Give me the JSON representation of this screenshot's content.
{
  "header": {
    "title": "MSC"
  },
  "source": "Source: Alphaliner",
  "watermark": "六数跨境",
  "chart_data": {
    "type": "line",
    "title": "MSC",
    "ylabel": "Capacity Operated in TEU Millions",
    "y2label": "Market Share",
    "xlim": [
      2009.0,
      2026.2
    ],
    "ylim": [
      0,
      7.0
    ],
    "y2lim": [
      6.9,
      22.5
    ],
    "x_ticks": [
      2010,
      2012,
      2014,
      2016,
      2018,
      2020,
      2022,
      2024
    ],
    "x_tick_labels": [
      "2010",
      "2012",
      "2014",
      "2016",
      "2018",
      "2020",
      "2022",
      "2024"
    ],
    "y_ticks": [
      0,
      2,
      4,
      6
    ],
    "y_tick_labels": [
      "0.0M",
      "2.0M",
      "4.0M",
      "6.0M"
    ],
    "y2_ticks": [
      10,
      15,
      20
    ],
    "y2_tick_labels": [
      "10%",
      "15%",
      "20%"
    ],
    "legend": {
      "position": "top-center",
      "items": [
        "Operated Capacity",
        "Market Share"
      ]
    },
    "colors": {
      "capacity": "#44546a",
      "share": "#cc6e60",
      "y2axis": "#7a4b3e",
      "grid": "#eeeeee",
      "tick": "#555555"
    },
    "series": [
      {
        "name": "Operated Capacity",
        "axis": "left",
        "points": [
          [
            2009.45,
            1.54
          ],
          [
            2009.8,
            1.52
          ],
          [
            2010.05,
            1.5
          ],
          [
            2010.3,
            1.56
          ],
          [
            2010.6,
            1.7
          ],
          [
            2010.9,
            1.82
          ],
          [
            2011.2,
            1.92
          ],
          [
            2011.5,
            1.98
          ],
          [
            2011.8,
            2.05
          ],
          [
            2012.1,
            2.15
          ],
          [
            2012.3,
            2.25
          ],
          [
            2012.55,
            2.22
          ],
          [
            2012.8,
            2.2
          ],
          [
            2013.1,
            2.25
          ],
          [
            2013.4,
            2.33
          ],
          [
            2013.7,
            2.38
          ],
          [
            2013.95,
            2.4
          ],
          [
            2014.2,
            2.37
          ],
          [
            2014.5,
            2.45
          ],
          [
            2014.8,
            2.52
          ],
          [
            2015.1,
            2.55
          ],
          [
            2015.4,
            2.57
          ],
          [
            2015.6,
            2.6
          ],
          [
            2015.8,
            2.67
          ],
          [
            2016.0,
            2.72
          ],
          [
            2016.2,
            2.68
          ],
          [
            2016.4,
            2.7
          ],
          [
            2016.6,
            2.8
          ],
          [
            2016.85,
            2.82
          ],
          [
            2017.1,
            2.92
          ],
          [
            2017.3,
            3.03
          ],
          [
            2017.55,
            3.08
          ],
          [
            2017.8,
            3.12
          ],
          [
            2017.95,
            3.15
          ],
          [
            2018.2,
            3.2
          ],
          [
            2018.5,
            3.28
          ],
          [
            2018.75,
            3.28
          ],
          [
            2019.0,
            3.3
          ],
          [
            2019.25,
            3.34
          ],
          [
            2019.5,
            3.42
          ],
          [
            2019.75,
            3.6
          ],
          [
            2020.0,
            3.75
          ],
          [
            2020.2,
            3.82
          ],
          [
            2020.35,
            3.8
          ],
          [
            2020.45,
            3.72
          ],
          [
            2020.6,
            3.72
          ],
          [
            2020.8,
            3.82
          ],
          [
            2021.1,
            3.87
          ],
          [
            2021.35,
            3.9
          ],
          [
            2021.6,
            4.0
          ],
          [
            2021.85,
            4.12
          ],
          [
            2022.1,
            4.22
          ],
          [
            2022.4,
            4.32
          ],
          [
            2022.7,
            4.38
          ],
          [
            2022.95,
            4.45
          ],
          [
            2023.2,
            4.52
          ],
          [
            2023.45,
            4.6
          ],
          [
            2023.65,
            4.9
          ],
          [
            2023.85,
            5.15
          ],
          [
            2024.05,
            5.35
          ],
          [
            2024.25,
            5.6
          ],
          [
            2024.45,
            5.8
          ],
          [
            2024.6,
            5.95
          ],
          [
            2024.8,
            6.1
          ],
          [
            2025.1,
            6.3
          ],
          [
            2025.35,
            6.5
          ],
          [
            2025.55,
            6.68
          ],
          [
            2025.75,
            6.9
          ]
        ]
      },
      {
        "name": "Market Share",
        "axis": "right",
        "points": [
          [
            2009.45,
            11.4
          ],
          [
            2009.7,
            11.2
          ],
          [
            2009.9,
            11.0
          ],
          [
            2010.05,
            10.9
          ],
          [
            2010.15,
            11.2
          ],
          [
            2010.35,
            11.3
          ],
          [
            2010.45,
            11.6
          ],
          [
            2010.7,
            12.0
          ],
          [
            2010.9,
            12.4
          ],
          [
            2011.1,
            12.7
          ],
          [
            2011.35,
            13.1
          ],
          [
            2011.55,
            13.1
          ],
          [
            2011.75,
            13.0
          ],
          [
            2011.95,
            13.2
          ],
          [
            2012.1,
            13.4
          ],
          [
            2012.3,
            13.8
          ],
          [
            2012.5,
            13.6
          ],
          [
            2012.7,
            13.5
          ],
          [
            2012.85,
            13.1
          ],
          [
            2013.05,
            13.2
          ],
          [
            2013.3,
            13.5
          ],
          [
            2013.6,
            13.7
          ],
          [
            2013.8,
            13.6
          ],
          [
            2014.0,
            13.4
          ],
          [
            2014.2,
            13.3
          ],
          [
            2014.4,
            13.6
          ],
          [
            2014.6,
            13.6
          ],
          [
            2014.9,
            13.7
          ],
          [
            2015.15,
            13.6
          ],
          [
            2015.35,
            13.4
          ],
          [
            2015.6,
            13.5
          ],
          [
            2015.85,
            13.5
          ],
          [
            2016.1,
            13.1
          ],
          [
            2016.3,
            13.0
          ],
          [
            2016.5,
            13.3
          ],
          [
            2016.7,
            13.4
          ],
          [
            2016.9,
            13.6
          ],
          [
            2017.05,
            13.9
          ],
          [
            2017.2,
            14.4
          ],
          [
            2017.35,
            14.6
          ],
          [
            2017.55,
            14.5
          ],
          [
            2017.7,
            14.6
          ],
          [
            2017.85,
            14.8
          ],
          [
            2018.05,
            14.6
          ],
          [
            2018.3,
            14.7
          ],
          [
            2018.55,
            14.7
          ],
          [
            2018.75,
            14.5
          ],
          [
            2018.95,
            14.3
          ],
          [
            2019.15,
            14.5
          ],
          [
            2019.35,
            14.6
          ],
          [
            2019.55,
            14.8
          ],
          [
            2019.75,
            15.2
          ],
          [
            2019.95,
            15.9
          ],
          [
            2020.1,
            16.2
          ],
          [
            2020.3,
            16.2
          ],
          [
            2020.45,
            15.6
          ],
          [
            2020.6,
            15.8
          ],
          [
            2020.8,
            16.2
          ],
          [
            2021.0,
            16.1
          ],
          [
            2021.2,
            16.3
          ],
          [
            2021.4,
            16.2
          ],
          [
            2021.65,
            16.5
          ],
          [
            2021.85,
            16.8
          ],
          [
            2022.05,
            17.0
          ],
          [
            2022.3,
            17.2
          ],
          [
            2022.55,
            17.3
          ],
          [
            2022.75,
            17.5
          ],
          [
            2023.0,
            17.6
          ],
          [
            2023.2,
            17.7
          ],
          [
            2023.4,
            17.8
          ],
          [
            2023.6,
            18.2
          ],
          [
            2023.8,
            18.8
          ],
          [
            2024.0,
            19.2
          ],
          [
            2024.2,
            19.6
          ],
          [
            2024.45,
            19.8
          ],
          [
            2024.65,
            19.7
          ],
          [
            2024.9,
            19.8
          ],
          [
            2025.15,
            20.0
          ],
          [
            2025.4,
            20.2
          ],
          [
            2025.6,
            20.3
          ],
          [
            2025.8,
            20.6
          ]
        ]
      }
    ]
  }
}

════════

* **Task directions**: Gather up every line from the listing above in which the word "name" occurs.

* **Answer in full**:
        "name": "Operated Capacity",
        "name": "Market Share",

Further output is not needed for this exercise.